• REQUIREMENT:
Each line that holds the string "Plätze" counts once; say how many such lines there are and add nothing.

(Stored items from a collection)
(begin)

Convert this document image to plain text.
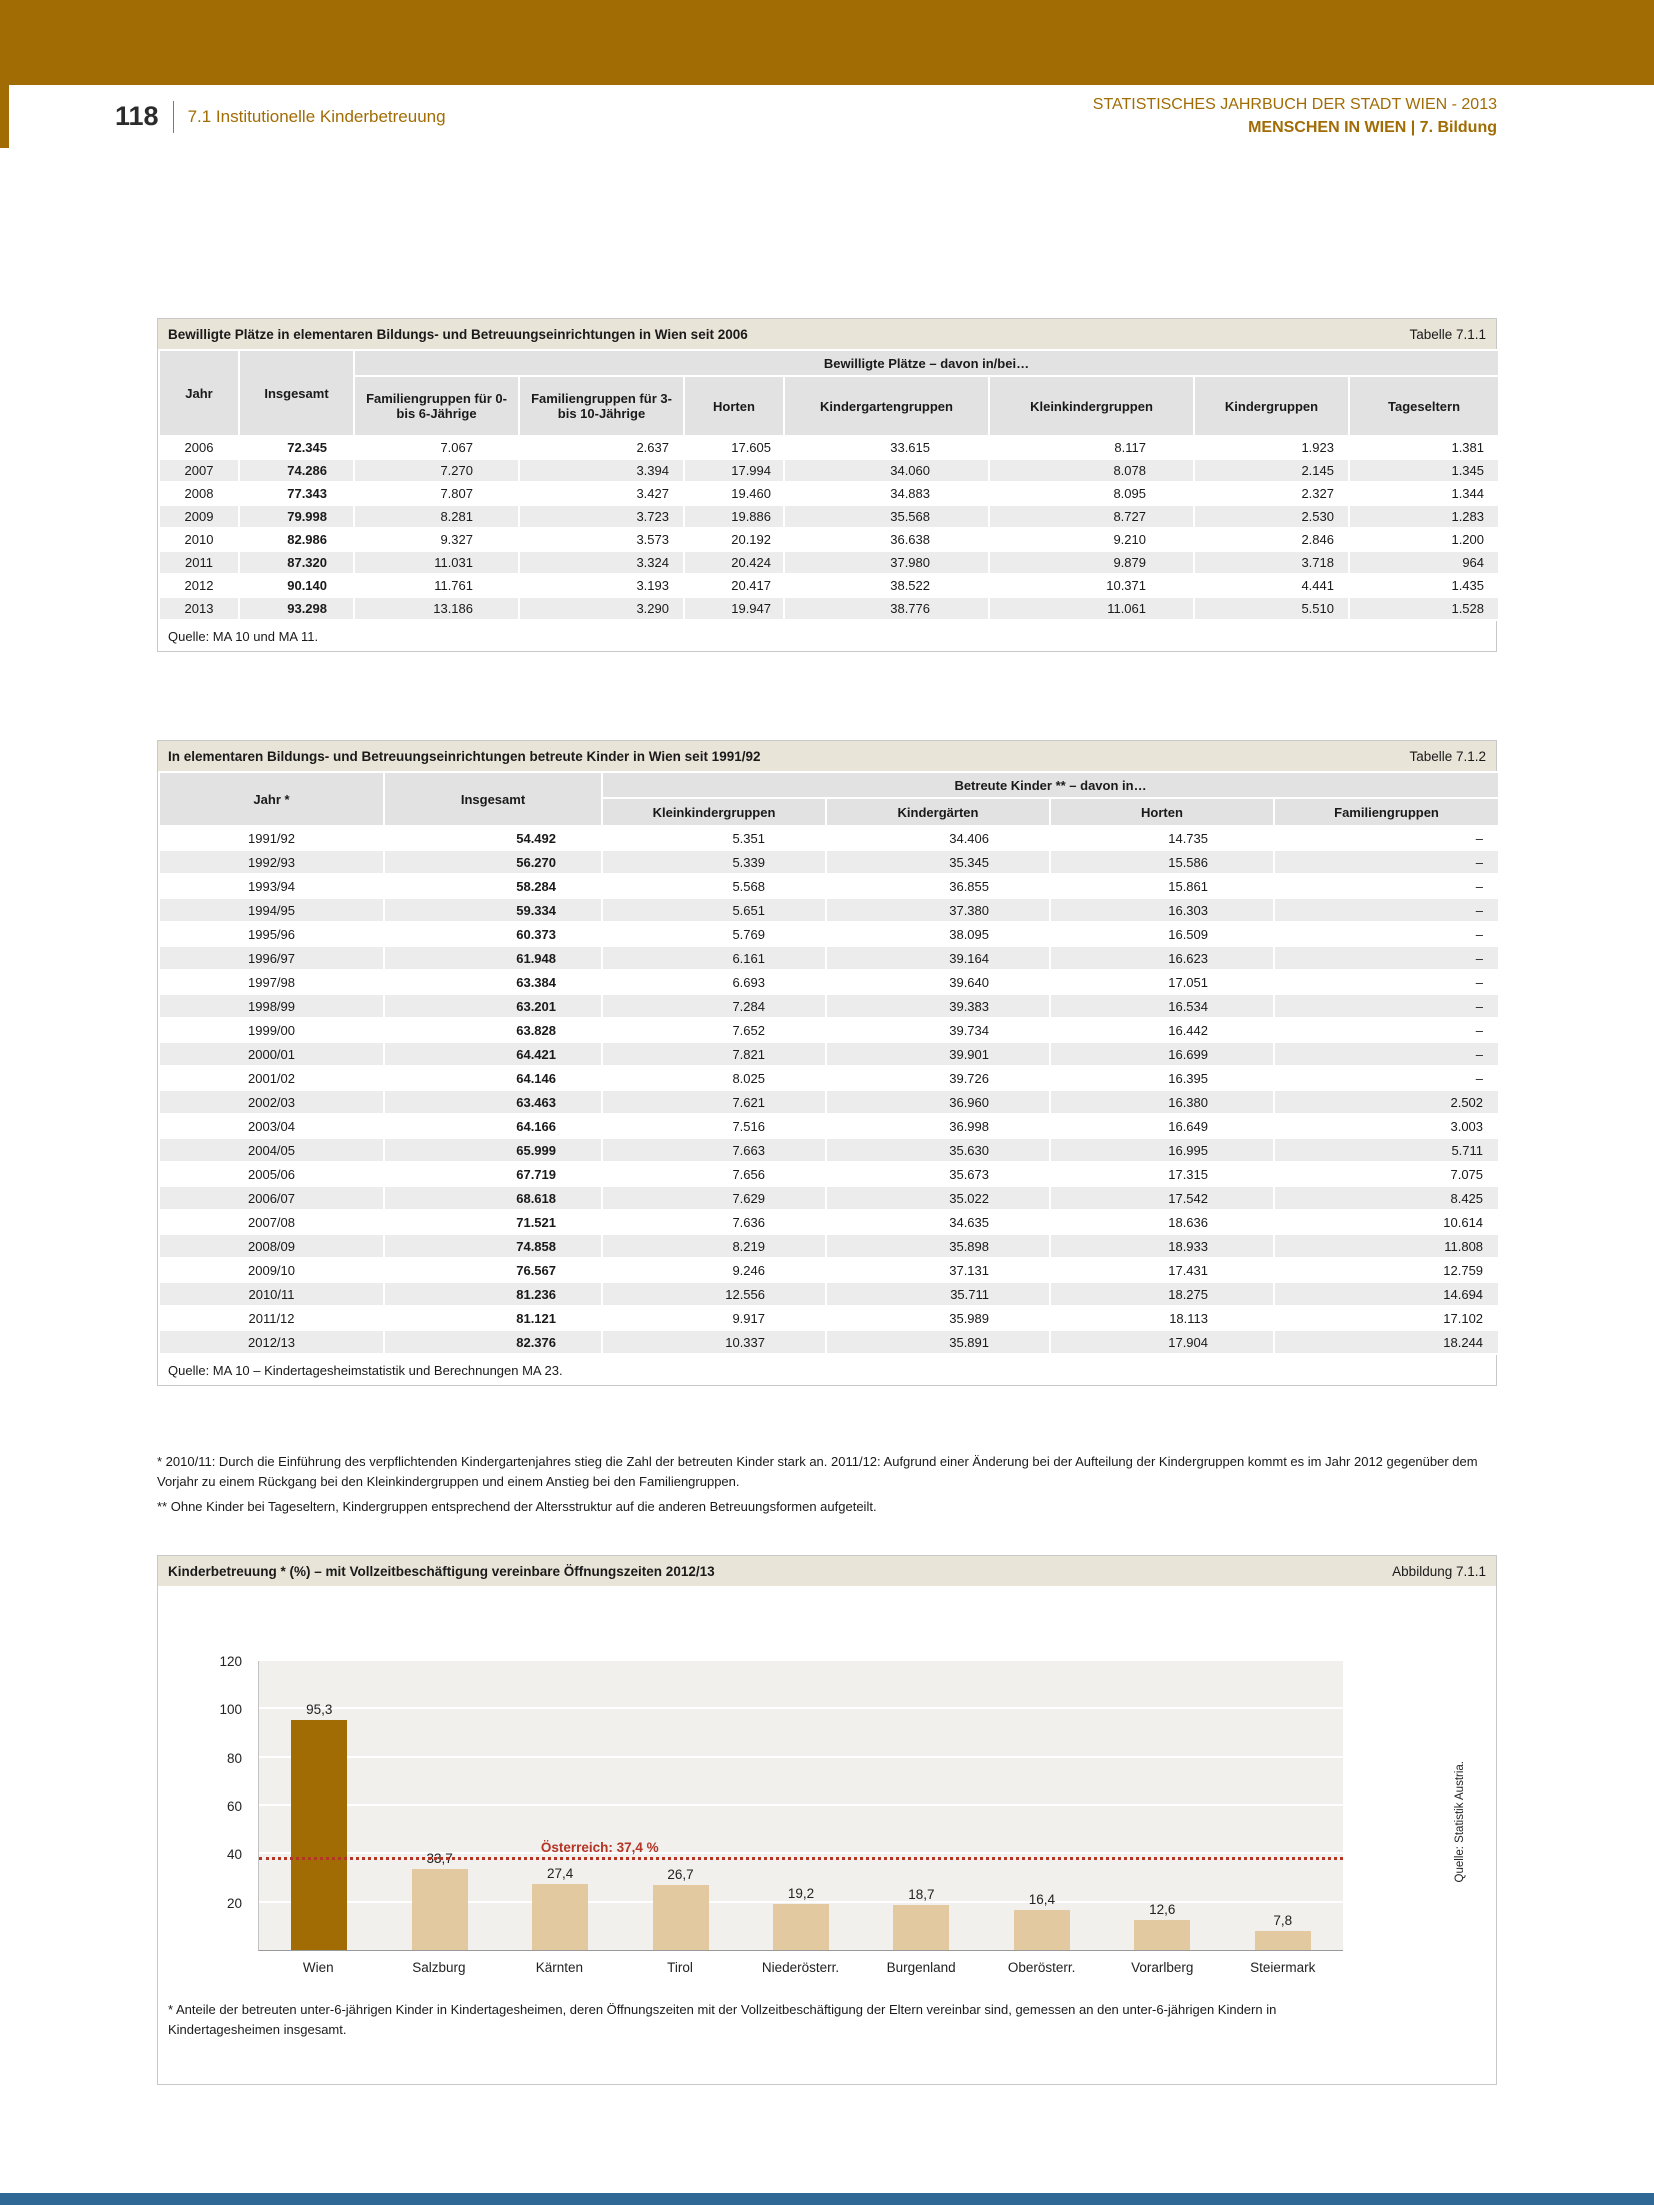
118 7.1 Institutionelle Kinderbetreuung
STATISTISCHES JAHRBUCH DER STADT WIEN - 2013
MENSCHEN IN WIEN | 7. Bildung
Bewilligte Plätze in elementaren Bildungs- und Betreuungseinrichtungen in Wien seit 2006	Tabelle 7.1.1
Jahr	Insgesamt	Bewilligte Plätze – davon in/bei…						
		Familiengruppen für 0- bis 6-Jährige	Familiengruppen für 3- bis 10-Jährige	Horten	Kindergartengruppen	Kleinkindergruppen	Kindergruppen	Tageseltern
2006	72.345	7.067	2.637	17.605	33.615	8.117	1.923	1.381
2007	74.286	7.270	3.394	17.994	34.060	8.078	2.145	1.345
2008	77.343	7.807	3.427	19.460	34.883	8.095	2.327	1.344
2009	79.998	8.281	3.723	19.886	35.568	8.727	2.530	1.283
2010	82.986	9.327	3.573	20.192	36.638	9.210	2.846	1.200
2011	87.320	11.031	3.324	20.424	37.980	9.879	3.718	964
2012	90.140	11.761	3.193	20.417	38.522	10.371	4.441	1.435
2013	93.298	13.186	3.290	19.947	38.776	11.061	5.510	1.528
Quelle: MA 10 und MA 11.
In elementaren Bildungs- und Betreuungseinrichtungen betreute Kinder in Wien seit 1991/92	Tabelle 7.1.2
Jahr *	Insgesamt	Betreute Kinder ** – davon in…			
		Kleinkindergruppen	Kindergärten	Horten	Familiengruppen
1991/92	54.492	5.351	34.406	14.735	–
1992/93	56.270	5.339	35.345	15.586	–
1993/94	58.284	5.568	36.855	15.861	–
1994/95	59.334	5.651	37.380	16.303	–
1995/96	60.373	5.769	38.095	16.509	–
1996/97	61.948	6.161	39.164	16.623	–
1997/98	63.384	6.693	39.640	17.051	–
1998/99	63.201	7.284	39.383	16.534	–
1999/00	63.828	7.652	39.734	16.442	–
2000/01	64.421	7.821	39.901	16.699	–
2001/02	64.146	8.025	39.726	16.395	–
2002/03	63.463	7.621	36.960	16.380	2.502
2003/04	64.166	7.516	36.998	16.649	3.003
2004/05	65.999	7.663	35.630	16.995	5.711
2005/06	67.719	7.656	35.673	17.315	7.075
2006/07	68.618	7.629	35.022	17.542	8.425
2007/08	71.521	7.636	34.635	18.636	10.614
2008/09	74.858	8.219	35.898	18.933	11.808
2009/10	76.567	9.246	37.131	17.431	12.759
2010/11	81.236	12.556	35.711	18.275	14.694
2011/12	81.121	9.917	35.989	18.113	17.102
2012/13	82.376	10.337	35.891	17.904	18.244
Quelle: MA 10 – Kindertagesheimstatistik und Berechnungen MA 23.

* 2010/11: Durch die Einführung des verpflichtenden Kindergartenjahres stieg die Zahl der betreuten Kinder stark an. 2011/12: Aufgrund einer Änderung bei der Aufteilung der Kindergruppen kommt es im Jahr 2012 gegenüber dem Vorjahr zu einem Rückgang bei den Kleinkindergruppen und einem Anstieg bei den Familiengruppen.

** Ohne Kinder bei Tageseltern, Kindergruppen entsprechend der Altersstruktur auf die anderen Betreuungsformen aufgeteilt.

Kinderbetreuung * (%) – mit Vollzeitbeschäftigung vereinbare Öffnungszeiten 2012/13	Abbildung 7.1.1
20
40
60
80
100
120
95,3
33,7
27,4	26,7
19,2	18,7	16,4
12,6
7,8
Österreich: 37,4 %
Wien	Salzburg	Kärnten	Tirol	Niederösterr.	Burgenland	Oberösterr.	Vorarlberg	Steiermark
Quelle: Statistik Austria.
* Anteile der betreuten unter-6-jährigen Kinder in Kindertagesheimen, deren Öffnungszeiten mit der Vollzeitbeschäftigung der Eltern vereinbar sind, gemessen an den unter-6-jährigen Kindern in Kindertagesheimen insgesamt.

(end)

• SOLUTION TO THE PROBLEM:
2